— Extracted data —
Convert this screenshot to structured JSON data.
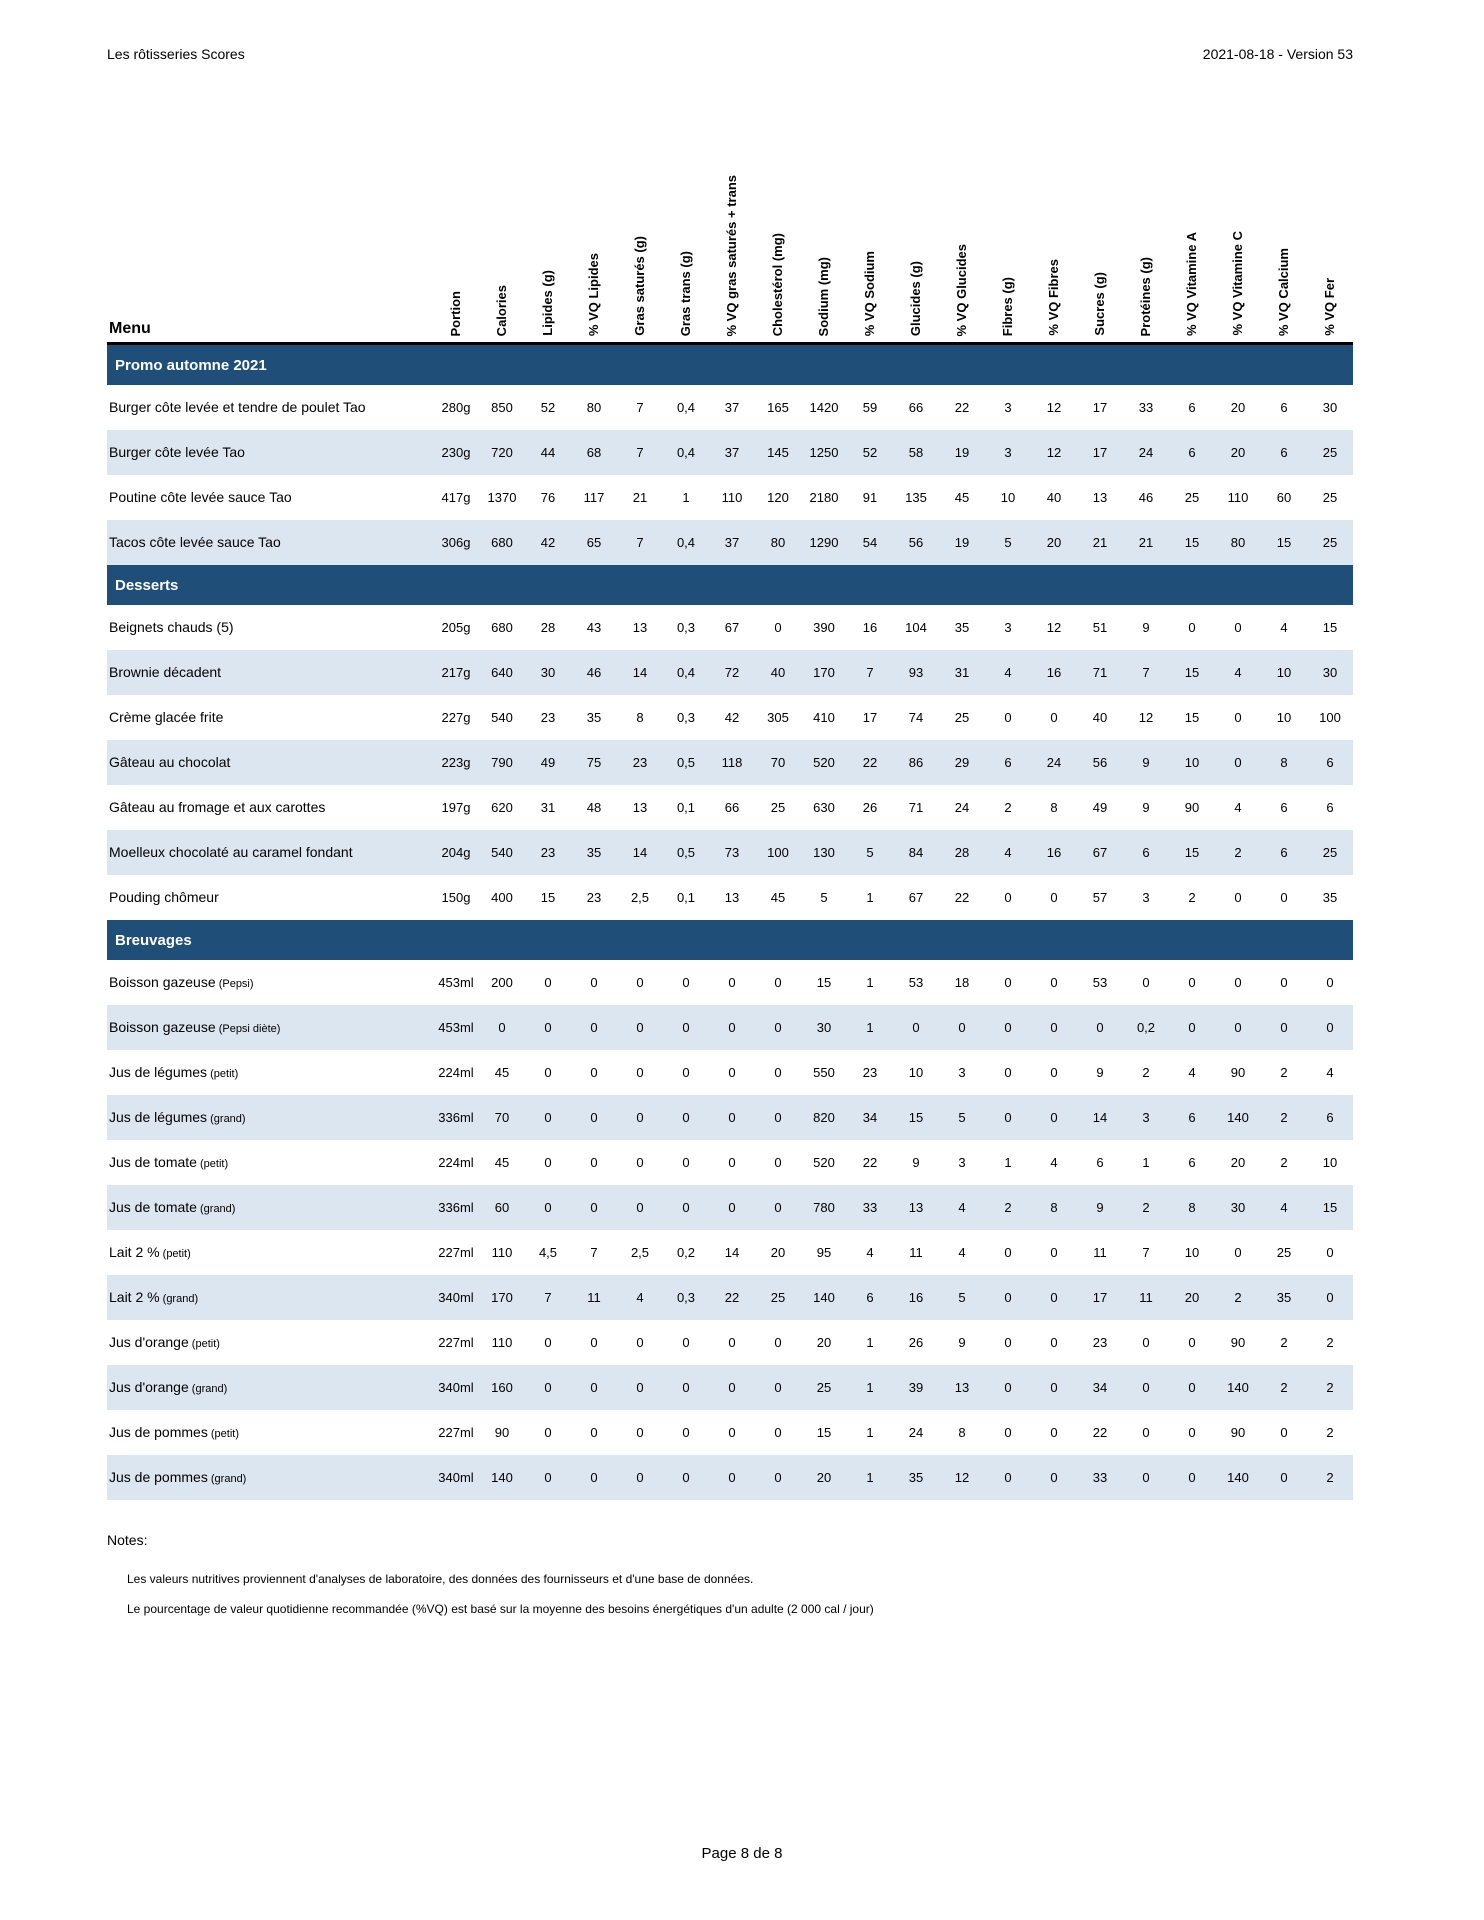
{
  "page": {
    "title": "Les rôtisseries Scores",
    "version": "2021-08-18 - Version 53",
    "footer": "Page 8 de 8"
  },
  "colors": {
    "section_band_bg": "#1F4E79",
    "section_band_text": "#ffffff",
    "row_stripe": "#DCE6F1",
    "header_rule": "#000000"
  },
  "table": {
    "menu_header": "Menu",
    "columns": [
      "Portion",
      "Calories",
      "Lipides (g)",
      "% VQ Lipides",
      "Gras saturés (g)",
      "Gras trans (g)",
      "% VQ gras saturés + trans",
      "Cholestérol (mg)",
      "Sodium (mg)",
      "% VQ Sodium",
      "Glucides (g)",
      "% VQ Glucides",
      "Fibres (g)",
      "% VQ Fibres",
      "Sucres (g)",
      "Protéines (g)",
      "% VQ Vitamine A",
      "% VQ Vitamine C",
      "% VQ Calcium",
      "% VQ Fer"
    ],
    "sections": [
      {
        "title": "Promo automne 2021",
        "rows": [
          {
            "name": "Burger côte levée et tendre de poulet Tao",
            "qualifier": "",
            "values": [
              "280g",
              "850",
              "52",
              "80",
              "7",
              "0,4",
              "37",
              "165",
              "1420",
              "59",
              "66",
              "22",
              "3",
              "12",
              "17",
              "33",
              "6",
              "20",
              "6",
              "30"
            ]
          },
          {
            "name": "Burger côte levée Tao",
            "qualifier": "",
            "values": [
              "230g",
              "720",
              "44",
              "68",
              "7",
              "0,4",
              "37",
              "145",
              "1250",
              "52",
              "58",
              "19",
              "3",
              "12",
              "17",
              "24",
              "6",
              "20",
              "6",
              "25"
            ]
          },
          {
            "name": "Poutine côte levée sauce Tao",
            "qualifier": "",
            "values": [
              "417g",
              "1370",
              "76",
              "117",
              "21",
              "1",
              "110",
              "120",
              "2180",
              "91",
              "135",
              "45",
              "10",
              "40",
              "13",
              "46",
              "25",
              "110",
              "60",
              "25"
            ]
          },
          {
            "name": "Tacos côte levée sauce Tao",
            "qualifier": "",
            "values": [
              "306g",
              "680",
              "42",
              "65",
              "7",
              "0,4",
              "37",
              "80",
              "1290",
              "54",
              "56",
              "19",
              "5",
              "20",
              "21",
              "21",
              "15",
              "80",
              "15",
              "25"
            ]
          }
        ]
      },
      {
        "title": "Desserts",
        "rows": [
          {
            "name": "Beignets chauds (5)",
            "qualifier": "",
            "values": [
              "205g",
              "680",
              "28",
              "43",
              "13",
              "0,3",
              "67",
              "0",
              "390",
              "16",
              "104",
              "35",
              "3",
              "12",
              "51",
              "9",
              "0",
              "0",
              "4",
              "15"
            ]
          },
          {
            "name": "Brownie décadent",
            "qualifier": "",
            "values": [
              "217g",
              "640",
              "30",
              "46",
              "14",
              "0,4",
              "72",
              "40",
              "170",
              "7",
              "93",
              "31",
              "4",
              "16",
              "71",
              "7",
              "15",
              "4",
              "10",
              "30"
            ]
          },
          {
            "name": "Crème glacée frite",
            "qualifier": "",
            "values": [
              "227g",
              "540",
              "23",
              "35",
              "8",
              "0,3",
              "42",
              "305",
              "410",
              "17",
              "74",
              "25",
              "0",
              "0",
              "40",
              "12",
              "15",
              "0",
              "10",
              "100"
            ]
          },
          {
            "name": "Gâteau au chocolat",
            "qualifier": "",
            "values": [
              "223g",
              "790",
              "49",
              "75",
              "23",
              "0,5",
              "118",
              "70",
              "520",
              "22",
              "86",
              "29",
              "6",
              "24",
              "56",
              "9",
              "10",
              "0",
              "8",
              "6"
            ]
          },
          {
            "name": "Gâteau au fromage et aux carottes",
            "qualifier": "",
            "values": [
              "197g",
              "620",
              "31",
              "48",
              "13",
              "0,1",
              "66",
              "25",
              "630",
              "26",
              "71",
              "24",
              "2",
              "8",
              "49",
              "9",
              "90",
              "4",
              "6",
              "6"
            ]
          },
          {
            "name": "Moelleux chocolaté au caramel fondant",
            "qualifier": "",
            "values": [
              "204g",
              "540",
              "23",
              "35",
              "14",
              "0,5",
              "73",
              "100",
              "130",
              "5",
              "84",
              "28",
              "4",
              "16",
              "67",
              "6",
              "15",
              "2",
              "6",
              "25"
            ]
          },
          {
            "name": "Pouding chômeur",
            "qualifier": "",
            "values": [
              "150g",
              "400",
              "15",
              "23",
              "2,5",
              "0,1",
              "13",
              "45",
              "5",
              "1",
              "67",
              "22",
              "0",
              "0",
              "57",
              "3",
              "2",
              "0",
              "0",
              "35"
            ]
          }
        ]
      },
      {
        "title": "Breuvages",
        "rows": [
          {
            "name": "Boisson gazeuse",
            "qualifier": "(Pepsi)",
            "values": [
              "453ml",
              "200",
              "0",
              "0",
              "0",
              "0",
              "0",
              "0",
              "15",
              "1",
              "53",
              "18",
              "0",
              "0",
              "53",
              "0",
              "0",
              "0",
              "0",
              "0"
            ]
          },
          {
            "name": "Boisson gazeuse",
            "qualifier": "(Pepsi diète)",
            "values": [
              "453ml",
              "0",
              "0",
              "0",
              "0",
              "0",
              "0",
              "0",
              "30",
              "1",
              "0",
              "0",
              "0",
              "0",
              "0",
              "0,2",
              "0",
              "0",
              "0",
              "0"
            ]
          },
          {
            "name": "Jus de légumes",
            "qualifier": "(petit)",
            "values": [
              "224ml",
              "45",
              "0",
              "0",
              "0",
              "0",
              "0",
              "0",
              "550",
              "23",
              "10",
              "3",
              "0",
              "0",
              "9",
              "2",
              "4",
              "90",
              "2",
              "4"
            ]
          },
          {
            "name": "Jus de légumes",
            "qualifier": "(grand)",
            "values": [
              "336ml",
              "70",
              "0",
              "0",
              "0",
              "0",
              "0",
              "0",
              "820",
              "34",
              "15",
              "5",
              "0",
              "0",
              "14",
              "3",
              "6",
              "140",
              "2",
              "6"
            ]
          },
          {
            "name": "Jus de tomate",
            "qualifier": "(petit)",
            "values": [
              "224ml",
              "45",
              "0",
              "0",
              "0",
              "0",
              "0",
              "0",
              "520",
              "22",
              "9",
              "3",
              "1",
              "4",
              "6",
              "1",
              "6",
              "20",
              "2",
              "10"
            ]
          },
          {
            "name": "Jus de tomate",
            "qualifier": "(grand)",
            "values": [
              "336ml",
              "60",
              "0",
              "0",
              "0",
              "0",
              "0",
              "0",
              "780",
              "33",
              "13",
              "4",
              "2",
              "8",
              "9",
              "2",
              "8",
              "30",
              "4",
              "15"
            ]
          },
          {
            "name": "Lait 2 %",
            "qualifier": "(petit)",
            "values": [
              "227ml",
              "110",
              "4,5",
              "7",
              "2,5",
              "0,2",
              "14",
              "20",
              "95",
              "4",
              "11",
              "4",
              "0",
              "0",
              "11",
              "7",
              "10",
              "0",
              "25",
              "0"
            ]
          },
          {
            "name": "Lait 2 %",
            "qualifier": "(grand)",
            "values": [
              "340ml",
              "170",
              "7",
              "11",
              "4",
              "0,3",
              "22",
              "25",
              "140",
              "6",
              "16",
              "5",
              "0",
              "0",
              "17",
              "11",
              "20",
              "2",
              "35",
              "0"
            ]
          },
          {
            "name": "Jus d'orange",
            "qualifier": "(petit)",
            "values": [
              "227ml",
              "110",
              "0",
              "0",
              "0",
              "0",
              "0",
              "0",
              "20",
              "1",
              "26",
              "9",
              "0",
              "0",
              "23",
              "0",
              "0",
              "90",
              "2",
              "2"
            ]
          },
          {
            "name": "Jus d'orange",
            "qualifier": "(grand)",
            "values": [
              "340ml",
              "160",
              "0",
              "0",
              "0",
              "0",
              "0",
              "0",
              "25",
              "1",
              "39",
              "13",
              "0",
              "0",
              "34",
              "0",
              "0",
              "140",
              "2",
              "2"
            ]
          },
          {
            "name": "Jus de pommes",
            "qualifier": "(petit)",
            "values": [
              "227ml",
              "90",
              "0",
              "0",
              "0",
              "0",
              "0",
              "0",
              "15",
              "1",
              "24",
              "8",
              "0",
              "0",
              "22",
              "0",
              "0",
              "90",
              "0",
              "2"
            ]
          },
          {
            "name": "Jus de pommes",
            "qualifier": "(grand)",
            "values": [
              "340ml",
              "140",
              "0",
              "0",
              "0",
              "0",
              "0",
              "0",
              "20",
              "1",
              "35",
              "12",
              "0",
              "0",
              "33",
              "0",
              "0",
              "140",
              "0",
              "2"
            ]
          }
        ]
      }
    ]
  },
  "notes": {
    "title": "Notes:",
    "items": [
      "Les valeurs nutritives proviennent d'analyses de laboratoire, des données des fournisseurs et d'une base de données.",
      "Le pourcentage de valeur quotidienne recommandée (%VQ) est basé sur la moyenne des besoins énergétiques d'un adulte (2 000 cal / jour)"
    ]
  }
}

— What to produce —
Scan the listing above. Collect all lines with the word "Pepsi".

— Answer to the problem —
            "qualifier": "(Pepsi)",
            "qualifier": "(Pepsi diète)",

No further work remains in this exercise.